* Problem description:
Transcribe each record below word for word.

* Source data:
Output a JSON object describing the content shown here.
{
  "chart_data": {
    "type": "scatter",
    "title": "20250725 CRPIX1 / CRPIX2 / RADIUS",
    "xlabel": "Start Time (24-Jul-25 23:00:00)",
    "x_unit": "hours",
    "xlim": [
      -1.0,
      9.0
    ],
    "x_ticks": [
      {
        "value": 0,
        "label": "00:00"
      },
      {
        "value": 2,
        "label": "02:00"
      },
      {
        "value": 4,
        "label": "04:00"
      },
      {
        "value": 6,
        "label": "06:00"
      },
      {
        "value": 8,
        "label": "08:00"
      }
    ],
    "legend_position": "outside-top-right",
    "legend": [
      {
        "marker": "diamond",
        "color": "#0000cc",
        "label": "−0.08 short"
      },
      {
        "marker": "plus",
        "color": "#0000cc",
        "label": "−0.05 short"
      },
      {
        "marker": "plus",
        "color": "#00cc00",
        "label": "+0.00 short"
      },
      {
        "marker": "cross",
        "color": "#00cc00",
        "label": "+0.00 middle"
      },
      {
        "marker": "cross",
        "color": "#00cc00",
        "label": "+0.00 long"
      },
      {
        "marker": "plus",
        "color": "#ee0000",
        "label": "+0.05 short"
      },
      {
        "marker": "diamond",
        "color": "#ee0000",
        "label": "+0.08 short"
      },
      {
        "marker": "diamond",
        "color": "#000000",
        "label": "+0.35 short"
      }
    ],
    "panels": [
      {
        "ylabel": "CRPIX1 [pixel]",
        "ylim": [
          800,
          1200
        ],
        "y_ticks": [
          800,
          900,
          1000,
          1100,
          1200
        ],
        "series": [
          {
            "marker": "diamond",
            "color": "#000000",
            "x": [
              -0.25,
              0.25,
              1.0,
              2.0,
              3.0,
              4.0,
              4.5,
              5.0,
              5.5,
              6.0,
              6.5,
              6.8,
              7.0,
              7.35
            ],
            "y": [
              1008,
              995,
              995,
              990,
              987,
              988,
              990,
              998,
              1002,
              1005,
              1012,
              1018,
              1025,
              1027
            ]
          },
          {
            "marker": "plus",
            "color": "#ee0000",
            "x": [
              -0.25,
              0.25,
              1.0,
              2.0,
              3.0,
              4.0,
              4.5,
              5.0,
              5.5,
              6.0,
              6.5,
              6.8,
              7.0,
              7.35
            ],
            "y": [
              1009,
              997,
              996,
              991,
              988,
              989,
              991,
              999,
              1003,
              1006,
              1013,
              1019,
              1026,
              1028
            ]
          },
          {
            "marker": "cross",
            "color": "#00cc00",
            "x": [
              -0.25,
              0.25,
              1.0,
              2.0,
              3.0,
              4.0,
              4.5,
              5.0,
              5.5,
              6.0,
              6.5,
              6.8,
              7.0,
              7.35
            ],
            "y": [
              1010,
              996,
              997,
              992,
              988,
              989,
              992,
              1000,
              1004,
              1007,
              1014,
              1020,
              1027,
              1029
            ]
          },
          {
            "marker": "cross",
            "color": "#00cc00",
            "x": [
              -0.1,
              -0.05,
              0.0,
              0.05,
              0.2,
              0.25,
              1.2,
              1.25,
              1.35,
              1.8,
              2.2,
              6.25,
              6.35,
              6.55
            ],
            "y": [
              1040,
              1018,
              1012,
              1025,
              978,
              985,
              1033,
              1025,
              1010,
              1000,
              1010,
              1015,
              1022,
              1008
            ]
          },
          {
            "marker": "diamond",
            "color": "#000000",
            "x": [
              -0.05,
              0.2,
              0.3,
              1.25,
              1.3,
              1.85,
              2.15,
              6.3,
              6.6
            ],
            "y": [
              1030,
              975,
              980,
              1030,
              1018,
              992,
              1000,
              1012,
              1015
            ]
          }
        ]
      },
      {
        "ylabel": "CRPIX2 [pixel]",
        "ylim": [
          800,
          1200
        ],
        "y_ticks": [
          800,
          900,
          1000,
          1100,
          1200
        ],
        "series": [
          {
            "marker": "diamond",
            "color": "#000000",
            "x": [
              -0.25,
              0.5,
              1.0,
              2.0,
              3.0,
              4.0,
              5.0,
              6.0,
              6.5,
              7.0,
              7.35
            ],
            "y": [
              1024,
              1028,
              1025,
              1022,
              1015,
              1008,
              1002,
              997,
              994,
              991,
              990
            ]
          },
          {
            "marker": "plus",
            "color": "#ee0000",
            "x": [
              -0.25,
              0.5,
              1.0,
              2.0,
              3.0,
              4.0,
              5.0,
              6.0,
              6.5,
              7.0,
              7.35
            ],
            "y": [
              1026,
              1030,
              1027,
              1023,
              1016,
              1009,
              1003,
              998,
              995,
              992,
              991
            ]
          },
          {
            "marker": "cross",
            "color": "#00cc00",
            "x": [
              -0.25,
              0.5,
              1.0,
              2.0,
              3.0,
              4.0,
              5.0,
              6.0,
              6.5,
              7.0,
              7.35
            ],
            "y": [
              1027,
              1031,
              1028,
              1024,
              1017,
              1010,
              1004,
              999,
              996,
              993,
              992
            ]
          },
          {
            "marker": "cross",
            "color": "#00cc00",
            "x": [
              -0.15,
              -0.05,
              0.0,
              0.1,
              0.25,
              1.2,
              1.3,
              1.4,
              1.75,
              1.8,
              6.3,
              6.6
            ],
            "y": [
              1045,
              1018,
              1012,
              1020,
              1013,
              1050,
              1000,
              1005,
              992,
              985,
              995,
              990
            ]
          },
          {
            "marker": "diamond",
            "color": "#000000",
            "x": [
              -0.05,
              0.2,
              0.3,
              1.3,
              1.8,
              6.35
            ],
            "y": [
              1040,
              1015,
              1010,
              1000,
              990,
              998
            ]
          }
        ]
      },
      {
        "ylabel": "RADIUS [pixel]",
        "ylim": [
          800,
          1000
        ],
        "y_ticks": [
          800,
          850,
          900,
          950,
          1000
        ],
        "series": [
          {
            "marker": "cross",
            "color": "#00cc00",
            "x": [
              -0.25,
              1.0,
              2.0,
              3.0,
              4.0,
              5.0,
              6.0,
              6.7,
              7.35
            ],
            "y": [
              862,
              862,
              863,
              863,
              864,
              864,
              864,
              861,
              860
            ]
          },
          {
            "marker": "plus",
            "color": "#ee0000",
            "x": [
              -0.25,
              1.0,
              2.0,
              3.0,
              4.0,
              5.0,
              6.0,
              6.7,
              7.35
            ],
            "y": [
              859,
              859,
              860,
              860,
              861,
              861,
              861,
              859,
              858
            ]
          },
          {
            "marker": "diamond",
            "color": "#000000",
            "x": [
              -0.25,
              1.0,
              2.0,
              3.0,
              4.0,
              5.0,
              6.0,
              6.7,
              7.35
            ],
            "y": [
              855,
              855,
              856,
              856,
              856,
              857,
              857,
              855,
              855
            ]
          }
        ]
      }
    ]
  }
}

* Reply to the task:
Output a JSON object describing the content shown here.
{
  "chart_data": {
    "type": "scatter",
    "title": "20250725 CRPIX1 / CRPIX2 / RADIUS",
    "xlabel": "Start Time (24-Jul-25 23:00:00)",
    "x_unit": "hours",
    "xlim": [
      -1.0,
      9.0
    ],
    "x_ticks": [
      {
        "value": 0,
        "label": "00:00"
      },
      {
        "value": 2,
        "label": "02:00"
      },
      {
        "value": 4,
        "label": "04:00"
      },
      {
        "value": 6,
        "label": "06:00"
      },
      {
        "value": 8,
        "label": "08:00"
      }
    ],
    "legend_position": "outside-top-right",
    "legend": [
      {
        "marker": "diamond",
        "color": "#0000cc",
        "label": "−0.08 short"
      },
      {
        "marker": "plus",
        "color": "#0000cc",
        "label": "−0.05 short"
      },
      {
        "marker": "plus",
        "color": "#00cc00",
        "label": "+0.00 short"
      },
      {
        "marker": "cross",
        "color": "#00cc00",
        "label": "+0.00 middle"
      },
      {
        "marker": "cross",
        "color": "#00cc00",
        "label": "+0.00 long"
      },
      {
        "marker": "plus",
        "color": "#ee0000",
        "label": "+0.05 short"
      },
      {
        "marker": "diamond",
        "color": "#ee0000",
        "label": "+0.08 short"
      },
      {
        "marker": "diamond",
        "color": "#000000",
        "label": "+0.35 short"
      }
    ],
    "panels": [
      {
        "ylabel": "CRPIX1 [pixel]",
        "ylim": [
          800,
          1200
        ],
        "y_ticks": [
          800,
          900,
          1000,
          1100,
          1200
        ],
        "series": [
          {
            "marker": "diamond",
            "color": "#000000",
            "x": [
              -0.25,
              0.25,
              1.0,
              2.0,
              3.0,
              4.0,
              4.5,
              5.0,
              5.5,
              6.0,
              6.5,
              6.8,
              7.0,
              7.35
            ],
            "y": [
              1008,
              995,
              995,
              990,
              987,
              988,
              990,
              998,
              1002,
              1005,
              1012,
              1018,
              1025,
              1027
            ]
          },
          {
            "marker": "plus",
            "color": "#ee0000",
            "x": [
              -0.25,
              0.25,
              1.0,
              2.0,
              3.0,
              4.0,
              4.5,
              5.0,
              5.5,
              6.0,
              6.5,
              6.8,
              7.0,
              7.35
            ],
            "y": [
              1009,
              997,
              996,
              991,
              988,
              989,
              991,
              999,
              1003,
              1006,
              1013,
              1019,
              1026,
              1028
            ]
          },
          {
            "marker": "cross",
            "color": "#00cc00",
            "x": [
              -0.25,
              0.25,
              1.0,
              2.0,
              3.0,
              4.0,
              4.5,
              5.0,
              5.5,
              6.0,
              6.5,
              6.8,
              7.0,
              7.35
            ],
            "y": [
              1010,
              996,
              997,
              992,
              988,
              989,
              992,
              1000,
              1004,
              1007,
              1014,
              1020,
              1027,
              1029
            ]
          },
          {
            "marker": "cross",
            "color": "#00cc00",
            "x": [
              -0.1,
              -0.05,
              0.0,
              0.05,
              0.2,
              0.25,
              1.2,
              1.25,
              1.35,
              1.8,
              2.2,
              6.25,
              6.35,
              6.55
            ],
            "y": [
              1040,
              1018,
              1012,
              1025,
              978,
              985,
              1033,
              1025,
              1010,
              1000,
              1010,
              1015,
              1022,
              1008
            ]
          },
          {
            "marker": "diamond",
            "color": "#000000",
            "x": [
              -0.05,
              0.2,
              0.3,
              1.25,
              1.3,
              1.85,
              2.15,
              6.3,
              6.6
            ],
            "y": [
              1030,
              975,
              980,
              1030,
              1018,
              992,
              1000,
              1012,
              1015
            ]
          }
        ]
      },
      {
        "ylabel": "CRPIX2 [pixel]",
        "ylim": [
          800,
          1200
        ],
        "y_ticks": [
          800,
          900,
          1000,
          1100,
          1200
        ],
        "series": [
          {
            "marker": "diamond",
            "color": "#000000",
            "x": [
              -0.25,
              0.5,
              1.0,
              2.0,
              3.0,
              4.0,
              5.0,
              6.0,
              6.5,
              7.0,
              7.35
            ],
            "y": [
              1024,
              1028,
              1025,
              1022,
              1015,
              1008,
              1002,
              997,
              994,
              991,
              990
            ]
          },
          {
            "marker": "plus",
            "color": "#ee0000",
            "x": [
              -0.25,
              0.5,
              1.0,
              2.0,
              3.0,
              4.0,
              5.0,
              6.0,
              6.5,
              7.0,
              7.35
            ],
            "y": [
              1026,
              1030,
              1027,
              1023,
              1016,
              1009,
              1003,
              998,
              995,
              992,
              991
            ]
          },
          {
            "marker": "cross",
            "color": "#00cc00",
            "x": [
              -0.25,
              0.5,
              1.0,
              2.0,
              3.0,
              4.0,
              5.0,
              6.0,
              6.5,
              7.0,
              7.35
            ],
            "y": [
              1027,
              1031,
              1028,
              1024,
              1017,
              1010,
              1004,
              999,
              996,
              993,
              992
            ]
          },
          {
            "marker": "cross",
            "color": "#00cc00",
            "x": [
              -0.15,
              -0.05,
              0.0,
              0.1,
              0.25,
              1.2,
              1.3,
              1.4,
              1.75,
              1.8,
              6.3,
              6.6
            ],
            "y": [
              1045,
              1018,
              1012,
              1020,
              1013,
              1050,
              1000,
              1005,
              992,
              985,
              995,
              990
            ]
          },
          {
            "marker": "diamond",
            "color": "#000000",
            "x": [
              -0.05,
              0.2,
              0.3,
              1.3,
              1.8,
              6.35
            ],
            "y": [
              1040,
              1015,
              1010,
              1000,
              990,
              998
            ]
          }
        ]
      },
      {
        "ylabel": "RADIUS [pixel]",
        "ylim": [
          800,
          1000
        ],
        "y_ticks": [
          800,
          850,
          900,
          950,
          1000
        ],
        "series": [
          {
            "marker": "cross",
            "color": "#00cc00",
            "x": [
              -0.25,
              1.0,
              2.0,
              3.0,
              4.0,
              5.0,
              6.0,
              6.7,
              7.35
            ],
            "y": [
              862,
              862,
              863,
              863,
              864,
              864,
              864,
              861,
              860
            ]
          },
          {
            "marker": "plus",
            "color": "#ee0000",
            "x": [
              -0.25,
              1.0,
              2.0,
              3.0,
              4.0,
              5.0,
              6.0,
              6.7,
              7.35
            ],
            "y": [
              859,
              859,
              860,
              860,
              861,
              861,
              861,
              859,
              858
            ]
          },
          {
            "marker": "diamond",
            "color": "#000000",
            "x": [
              -0.25,
              1.0,
              2.0,
              3.0,
              4.0,
              5.0,
              6.0,
              6.7,
              7.35
            ],
            "y": [
              855,
              855,
              856,
              856,
              856,
              857,
              857,
              855,
              855
            ]
          }
        ]
      }
    ]
  }
}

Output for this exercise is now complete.